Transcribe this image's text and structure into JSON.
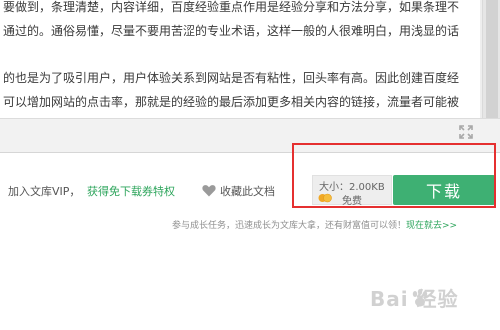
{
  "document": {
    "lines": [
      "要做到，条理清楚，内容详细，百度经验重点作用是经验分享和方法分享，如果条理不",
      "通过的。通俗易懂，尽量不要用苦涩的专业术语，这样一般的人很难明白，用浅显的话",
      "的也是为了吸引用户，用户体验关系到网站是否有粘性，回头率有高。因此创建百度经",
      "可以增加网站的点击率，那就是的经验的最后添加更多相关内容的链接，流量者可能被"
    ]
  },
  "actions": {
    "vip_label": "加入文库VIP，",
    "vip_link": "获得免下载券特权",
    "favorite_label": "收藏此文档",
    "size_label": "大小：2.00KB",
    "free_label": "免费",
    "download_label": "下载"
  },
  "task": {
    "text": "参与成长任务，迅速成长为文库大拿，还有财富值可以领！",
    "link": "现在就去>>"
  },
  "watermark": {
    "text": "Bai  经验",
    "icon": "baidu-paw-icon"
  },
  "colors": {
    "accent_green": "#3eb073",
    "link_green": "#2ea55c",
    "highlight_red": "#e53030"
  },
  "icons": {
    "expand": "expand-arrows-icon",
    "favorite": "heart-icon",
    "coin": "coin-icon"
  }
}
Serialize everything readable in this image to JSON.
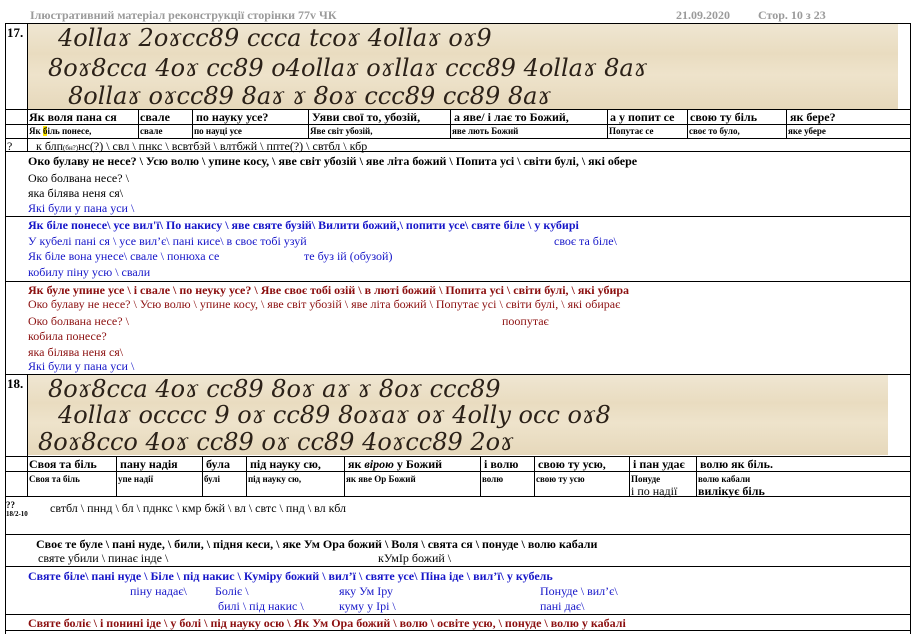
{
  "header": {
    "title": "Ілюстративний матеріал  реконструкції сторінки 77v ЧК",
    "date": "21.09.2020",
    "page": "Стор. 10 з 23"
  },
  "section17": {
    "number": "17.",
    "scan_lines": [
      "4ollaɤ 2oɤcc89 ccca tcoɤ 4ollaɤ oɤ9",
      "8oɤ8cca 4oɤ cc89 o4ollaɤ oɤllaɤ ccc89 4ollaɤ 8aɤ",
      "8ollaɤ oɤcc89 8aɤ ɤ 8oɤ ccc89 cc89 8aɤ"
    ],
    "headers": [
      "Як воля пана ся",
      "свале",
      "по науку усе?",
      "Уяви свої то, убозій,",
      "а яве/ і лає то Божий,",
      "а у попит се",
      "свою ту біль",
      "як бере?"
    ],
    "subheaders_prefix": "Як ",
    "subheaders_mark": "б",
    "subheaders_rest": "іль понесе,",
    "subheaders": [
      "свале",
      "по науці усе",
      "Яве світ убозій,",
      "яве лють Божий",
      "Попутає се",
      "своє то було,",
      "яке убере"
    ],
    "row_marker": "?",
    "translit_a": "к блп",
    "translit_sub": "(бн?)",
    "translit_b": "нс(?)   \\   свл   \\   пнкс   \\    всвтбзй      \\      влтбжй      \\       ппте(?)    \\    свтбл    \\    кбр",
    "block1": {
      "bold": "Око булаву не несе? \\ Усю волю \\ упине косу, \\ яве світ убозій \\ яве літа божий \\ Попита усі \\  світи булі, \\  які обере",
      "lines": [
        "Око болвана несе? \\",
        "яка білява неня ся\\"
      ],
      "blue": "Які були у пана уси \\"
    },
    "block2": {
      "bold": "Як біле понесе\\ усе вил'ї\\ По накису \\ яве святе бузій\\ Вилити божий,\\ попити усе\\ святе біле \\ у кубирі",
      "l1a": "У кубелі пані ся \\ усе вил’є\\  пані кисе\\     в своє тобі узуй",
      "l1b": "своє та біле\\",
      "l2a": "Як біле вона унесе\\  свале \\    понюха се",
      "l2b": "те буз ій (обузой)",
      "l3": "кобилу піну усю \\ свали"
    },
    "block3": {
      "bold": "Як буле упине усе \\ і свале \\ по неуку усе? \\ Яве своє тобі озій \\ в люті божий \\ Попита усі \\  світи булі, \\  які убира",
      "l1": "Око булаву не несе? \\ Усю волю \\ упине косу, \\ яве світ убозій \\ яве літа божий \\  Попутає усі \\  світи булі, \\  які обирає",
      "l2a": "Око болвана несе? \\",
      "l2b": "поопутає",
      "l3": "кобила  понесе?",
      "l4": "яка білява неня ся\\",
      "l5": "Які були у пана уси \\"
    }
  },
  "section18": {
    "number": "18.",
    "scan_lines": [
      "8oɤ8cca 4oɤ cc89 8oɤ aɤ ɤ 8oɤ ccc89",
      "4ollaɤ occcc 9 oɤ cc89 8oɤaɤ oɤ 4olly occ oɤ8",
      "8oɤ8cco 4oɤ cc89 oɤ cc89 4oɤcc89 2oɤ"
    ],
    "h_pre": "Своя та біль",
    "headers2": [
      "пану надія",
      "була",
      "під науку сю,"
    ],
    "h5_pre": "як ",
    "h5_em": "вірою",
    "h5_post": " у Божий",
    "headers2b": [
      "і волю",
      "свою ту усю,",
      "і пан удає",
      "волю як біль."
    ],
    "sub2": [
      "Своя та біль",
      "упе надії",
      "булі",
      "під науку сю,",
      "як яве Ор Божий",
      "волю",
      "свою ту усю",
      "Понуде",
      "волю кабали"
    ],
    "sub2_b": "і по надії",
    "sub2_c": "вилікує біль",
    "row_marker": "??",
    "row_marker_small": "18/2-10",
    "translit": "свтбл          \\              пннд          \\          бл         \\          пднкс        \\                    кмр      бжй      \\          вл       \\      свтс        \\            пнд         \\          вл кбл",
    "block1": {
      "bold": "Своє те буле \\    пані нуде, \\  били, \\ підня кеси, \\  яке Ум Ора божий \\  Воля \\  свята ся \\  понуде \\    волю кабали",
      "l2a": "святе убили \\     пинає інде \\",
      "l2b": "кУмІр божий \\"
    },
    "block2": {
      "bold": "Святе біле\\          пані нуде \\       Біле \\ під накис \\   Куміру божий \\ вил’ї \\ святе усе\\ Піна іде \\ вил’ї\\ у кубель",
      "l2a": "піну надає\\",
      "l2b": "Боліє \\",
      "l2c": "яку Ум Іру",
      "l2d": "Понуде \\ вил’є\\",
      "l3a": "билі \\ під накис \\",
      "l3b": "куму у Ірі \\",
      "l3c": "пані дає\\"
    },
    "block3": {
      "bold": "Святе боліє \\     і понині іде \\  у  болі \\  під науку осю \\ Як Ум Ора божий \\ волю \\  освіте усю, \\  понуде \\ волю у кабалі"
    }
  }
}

-.-.-

• _WRITTEN INSTRUCTION_: Exclude the pictures and transcribe all of the entries exactly.

• _RESULT OF THE EXERCISE_:
Transcribe this image's text and structure into JSON.
{
  "document": {
    "lines": [
      "要做到，条理清楚，内容详细，百度经验重点作用是经验分享和方法分享，如果条理不",
      "通过的。通俗易懂，尽量不要用苦涩的专业术语，这样一般的人很难明白，用浅显的话",
      "的也是为了吸引用户，用户体验关系到网站是否有粘性，回头率有高。因此创建百度经",
      "可以增加网站的点击率，那就是的经验的最后添加更多相关内容的链接，流量者可能被"
    ]
  },
  "actions": {
    "vip_label": "加入文库VIP，",
    "vip_link": "获得免下载券特权",
    "favorite_label": "收藏此文档",
    "size_label": "大小：2.00KB",
    "free_label": "免费",
    "download_label": "下载"
  },
  "task": {
    "text": "参与成长任务，迅速成长为文库大拿，还有财富值可以领！",
    "link": "现在就去>>"
  },
  "watermark": {
    "text": "Bai  经验",
    "icon": "baidu-paw-icon"
  },
  "colors": {
    "accent_green": "#3eb073",
    "link_green": "#2ea55c",
    "highlight_red": "#e53030"
  },
  "icons": {
    "expand": "expand-arrows-icon",
    "favorite": "heart-icon",
    "coin": "coin-icon"
  }
}
Serialize everything readable in this image to JSON.
{
  "header": {
    "title": "Ілюстративний матеріал  реконструкції сторінки 77v ЧК",
    "date": "21.09.2020",
    "page": "Стор. 10 з 23"
  },
  "section17": {
    "number": "17.",
    "scan_lines": [
      "4ollaɤ 2oɤcc89 ccca tcoɤ 4ollaɤ oɤ9",
      "8oɤ8cca 4oɤ cc89 o4ollaɤ oɤllaɤ ccc89 4ollaɤ 8aɤ",
      "8ollaɤ oɤcc89 8aɤ ɤ 8oɤ ccc89 cc89 8aɤ"
    ],
    "headers": [
      "Як воля пана ся",
      "свале",
      "по науку усе?",
      "Уяви свої то, убозій,",
      "а яве/ і лає то Божий,",
      "а у попит се",
      "свою ту біль",
      "як бере?"
    ],
    "subheaders_prefix": "Як ",
    "subheaders_mark": "б",
    "subheaders_rest": "іль понесе,",
    "subheaders": [
      "свале",
      "по науці усе",
      "Яве світ убозій,",
      "яве лють Божий",
      "Попутає се",
      "своє то було,",
      "яке убере"
    ],
    "row_marker": "?",
    "translit_a": "к блп",
    "translit_sub": "(бн?)",
    "translit_b": "нс(?)   \\   свл   \\   пнкс   \\    всвтбзй      \\      влтбжй      \\       ппте(?)    \\    свтбл    \\    кбр",
    "block1": {
      "bold": "Око булаву не несе? \\ Усю волю \\ упине косу, \\ яве світ убозій \\ яве літа божий \\ Попита усі \\  світи булі, \\  які обере",
      "lines": [
        "Око болвана несе? \\",
        "яка білява неня ся\\"
      ],
      "blue": "Які були у пана уси \\"
    },
    "block2": {
      "bold": "Як біле понесе\\ усе вил'ї\\ По накису \\ яве святе бузій\\ Вилити божий,\\ попити усе\\ святе біле \\ у кубирі",
      "l1a": "У кубелі пані ся \\ усе вил’є\\  пані кисе\\     в своє тобі узуй",
      "l1b": "своє та біле\\",
      "l2a": "Як біле вона унесе\\  свале \\    понюха се",
      "l2b": "те буз ій (обузой)",
      "l3": "кобилу піну усю \\ свали"
    },
    "block3": {
      "bold": "Як буле упине усе \\ і свале \\ по неуку усе? \\ Яве своє тобі озій \\ в люті божий \\ Попита усі \\  світи булі, \\  які убира",
      "l1": "Око булаву не несе? \\ Усю волю \\ упине косу, \\ яве світ убозій \\ яве літа божий \\  Попутає усі \\  світи булі, \\  які обирає",
      "l2a": "Око болвана несе? \\",
      "l2b": "поопутає",
      "l3": "кобила  понесе?",
      "l4": "яка білява неня ся\\",
      "l5": "Які були у пана уси \\"
    }
  },
  "section18": {
    "number": "18.",
    "scan_lines": [
      "8oɤ8cca 4oɤ cc89 8oɤ aɤ ɤ 8oɤ ccc89",
      "4ollaɤ occcc 9 oɤ cc89 8oɤaɤ oɤ 4olly occ oɤ8",
      "8oɤ8cco 4oɤ cc89 oɤ cc89 4oɤcc89 2oɤ"
    ],
    "h_pre": "Своя та біль",
    "headers2": [
      "пану надія",
      "була",
      "під науку сю,"
    ],
    "h5_pre": "як ",
    "h5_em": "вірою",
    "h5_post": " у Божий",
    "headers2b": [
      "і волю",
      "свою ту усю,",
      "і пан удає",
      "волю як біль."
    ],
    "sub2": [
      "Своя та біль",
      "упе надії",
      "булі",
      "під науку сю,",
      "як яве Ор Божий",
      "волю",
      "свою ту усю",
      "Понуде",
      "волю кабали"
    ],
    "sub2_b": "і по надії",
    "sub2_c": "вилікує біль",
    "row_marker": "??",
    "row_marker_small": "18/2-10",
    "translit": "свтбл          \\              пннд          \\          бл         \\          пднкс        \\                    кмр      бжй      \\          вл       \\      свтс        \\            пнд         \\          вл кбл",
    "block1": {
      "bold": "Своє те буле \\    пані нуде, \\  били, \\ підня кеси, \\  яке Ум Ора божий \\  Воля \\  свята ся \\  понуде \\    волю кабали",
      "l2a": "святе убили \\     пинає інде \\",
      "l2b": "кУмІр божий \\"
    },
    "block2": {
      "bold": "Святе біле\\          пані нуде \\       Біле \\ під накис \\   Куміру божий \\ вил’ї \\ святе усе\\ Піна іде \\ вил’ї\\ у кубель",
      "l2a": "піну надає\\",
      "l2b": "Боліє \\",
      "l2c": "яку Ум Іру",
      "l2d": "Понуде \\ вил’є\\",
      "l3a": "билі \\ під накис \\",
      "l3b": "куму у Ірі \\",
      "l3c": "пані дає\\"
    },
    "block3": {
      "bold": "Святе боліє \\     і понині іде \\  у  болі \\  під науку осю \\ Як Ум Ора божий \\ волю \\  освіте усю, \\  понуде \\ волю у кабалі"
    }
  }
}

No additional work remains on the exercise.